* Exercise goal
Search the records for "Ending" and copy each line that holds it.

Records about charts and figures:
^^^^^^^^^^^^^^^^

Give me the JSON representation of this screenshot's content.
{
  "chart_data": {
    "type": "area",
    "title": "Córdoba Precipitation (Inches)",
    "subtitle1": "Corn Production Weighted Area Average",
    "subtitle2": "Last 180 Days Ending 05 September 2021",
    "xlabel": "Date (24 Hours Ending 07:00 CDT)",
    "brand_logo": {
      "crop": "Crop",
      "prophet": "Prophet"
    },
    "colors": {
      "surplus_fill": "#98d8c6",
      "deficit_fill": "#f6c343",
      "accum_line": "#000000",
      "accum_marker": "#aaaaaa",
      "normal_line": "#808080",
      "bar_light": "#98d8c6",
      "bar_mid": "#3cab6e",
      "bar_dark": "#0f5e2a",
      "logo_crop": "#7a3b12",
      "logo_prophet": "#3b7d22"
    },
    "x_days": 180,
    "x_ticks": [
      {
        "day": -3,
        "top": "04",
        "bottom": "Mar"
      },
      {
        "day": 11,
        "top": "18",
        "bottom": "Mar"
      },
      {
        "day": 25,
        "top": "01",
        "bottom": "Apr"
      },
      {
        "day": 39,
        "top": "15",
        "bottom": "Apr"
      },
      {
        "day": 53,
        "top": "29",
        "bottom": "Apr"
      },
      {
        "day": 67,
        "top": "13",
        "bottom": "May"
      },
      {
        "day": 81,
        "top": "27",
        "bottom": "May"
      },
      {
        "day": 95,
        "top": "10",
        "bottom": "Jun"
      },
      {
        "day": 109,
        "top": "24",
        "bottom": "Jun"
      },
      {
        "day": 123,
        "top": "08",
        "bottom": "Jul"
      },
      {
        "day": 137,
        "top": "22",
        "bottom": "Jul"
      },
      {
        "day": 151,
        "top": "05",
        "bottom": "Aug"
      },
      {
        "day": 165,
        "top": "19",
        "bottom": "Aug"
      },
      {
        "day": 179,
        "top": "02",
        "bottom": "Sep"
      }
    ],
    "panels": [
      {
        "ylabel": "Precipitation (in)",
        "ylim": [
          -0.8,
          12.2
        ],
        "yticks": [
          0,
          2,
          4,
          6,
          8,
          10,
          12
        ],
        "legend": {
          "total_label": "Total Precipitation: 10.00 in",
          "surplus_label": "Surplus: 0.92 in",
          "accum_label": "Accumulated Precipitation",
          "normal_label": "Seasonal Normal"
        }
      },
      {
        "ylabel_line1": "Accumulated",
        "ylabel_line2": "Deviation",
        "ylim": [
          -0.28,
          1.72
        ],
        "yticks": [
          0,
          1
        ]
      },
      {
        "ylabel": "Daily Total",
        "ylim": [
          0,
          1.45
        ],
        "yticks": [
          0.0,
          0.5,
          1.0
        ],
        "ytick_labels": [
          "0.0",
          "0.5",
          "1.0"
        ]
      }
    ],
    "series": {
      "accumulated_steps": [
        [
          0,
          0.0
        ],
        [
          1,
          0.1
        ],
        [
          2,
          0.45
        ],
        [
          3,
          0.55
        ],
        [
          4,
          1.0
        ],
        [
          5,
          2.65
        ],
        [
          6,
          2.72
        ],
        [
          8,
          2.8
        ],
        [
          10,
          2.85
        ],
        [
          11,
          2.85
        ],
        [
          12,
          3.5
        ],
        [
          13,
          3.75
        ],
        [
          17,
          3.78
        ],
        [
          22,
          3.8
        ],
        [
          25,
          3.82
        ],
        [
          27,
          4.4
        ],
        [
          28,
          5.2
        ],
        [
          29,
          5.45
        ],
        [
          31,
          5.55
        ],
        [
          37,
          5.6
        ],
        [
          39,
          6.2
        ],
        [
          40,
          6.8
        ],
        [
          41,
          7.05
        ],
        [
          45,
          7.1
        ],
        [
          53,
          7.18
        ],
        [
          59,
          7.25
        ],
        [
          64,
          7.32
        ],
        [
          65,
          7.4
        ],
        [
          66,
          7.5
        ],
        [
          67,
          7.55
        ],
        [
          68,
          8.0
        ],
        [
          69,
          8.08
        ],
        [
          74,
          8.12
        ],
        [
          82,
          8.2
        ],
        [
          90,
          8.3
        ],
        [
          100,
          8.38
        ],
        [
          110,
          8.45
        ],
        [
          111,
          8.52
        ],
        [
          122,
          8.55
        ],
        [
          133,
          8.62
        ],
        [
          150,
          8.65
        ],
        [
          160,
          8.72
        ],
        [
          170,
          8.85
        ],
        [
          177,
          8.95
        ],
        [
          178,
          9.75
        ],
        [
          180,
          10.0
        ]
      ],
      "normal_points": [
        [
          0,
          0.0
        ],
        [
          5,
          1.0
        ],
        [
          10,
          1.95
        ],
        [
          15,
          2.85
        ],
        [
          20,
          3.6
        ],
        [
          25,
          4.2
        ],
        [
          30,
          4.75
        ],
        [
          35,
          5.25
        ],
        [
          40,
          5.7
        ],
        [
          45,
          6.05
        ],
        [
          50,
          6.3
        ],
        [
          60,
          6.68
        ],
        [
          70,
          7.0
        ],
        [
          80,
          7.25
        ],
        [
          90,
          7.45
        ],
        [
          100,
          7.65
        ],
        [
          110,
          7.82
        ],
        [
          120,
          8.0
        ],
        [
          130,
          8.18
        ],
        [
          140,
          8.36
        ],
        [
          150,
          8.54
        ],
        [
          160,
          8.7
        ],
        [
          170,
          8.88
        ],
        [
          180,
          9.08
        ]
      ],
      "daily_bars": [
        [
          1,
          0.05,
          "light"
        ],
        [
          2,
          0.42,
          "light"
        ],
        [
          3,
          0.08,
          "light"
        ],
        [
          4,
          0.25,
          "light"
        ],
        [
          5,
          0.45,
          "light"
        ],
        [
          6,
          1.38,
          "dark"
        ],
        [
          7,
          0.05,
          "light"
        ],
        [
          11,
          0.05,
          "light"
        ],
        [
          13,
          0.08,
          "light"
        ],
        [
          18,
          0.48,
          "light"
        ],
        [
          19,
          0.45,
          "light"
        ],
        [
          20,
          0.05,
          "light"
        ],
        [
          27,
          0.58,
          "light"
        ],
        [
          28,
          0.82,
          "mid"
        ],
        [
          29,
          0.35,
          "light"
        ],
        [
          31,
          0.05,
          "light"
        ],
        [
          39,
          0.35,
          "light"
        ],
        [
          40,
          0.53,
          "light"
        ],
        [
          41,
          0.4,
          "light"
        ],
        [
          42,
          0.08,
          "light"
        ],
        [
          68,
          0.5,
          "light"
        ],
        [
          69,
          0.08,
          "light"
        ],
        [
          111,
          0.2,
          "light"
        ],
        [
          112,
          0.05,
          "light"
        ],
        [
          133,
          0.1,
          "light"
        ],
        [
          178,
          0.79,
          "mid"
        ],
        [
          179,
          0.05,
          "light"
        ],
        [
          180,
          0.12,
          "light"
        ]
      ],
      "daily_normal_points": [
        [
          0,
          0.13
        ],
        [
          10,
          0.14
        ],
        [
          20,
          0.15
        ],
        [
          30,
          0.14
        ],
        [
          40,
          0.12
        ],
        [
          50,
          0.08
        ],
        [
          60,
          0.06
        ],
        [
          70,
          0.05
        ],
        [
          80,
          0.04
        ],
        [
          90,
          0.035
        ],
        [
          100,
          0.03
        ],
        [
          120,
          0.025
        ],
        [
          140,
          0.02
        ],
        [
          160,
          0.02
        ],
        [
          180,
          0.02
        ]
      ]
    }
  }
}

^^^^^^^^^^^^^^^^

* Result
    "subtitle2": "Last 180 Days Ending 05 September 2021",
    "xlabel": "Date (24 Hours Ending 07:00 CDT)",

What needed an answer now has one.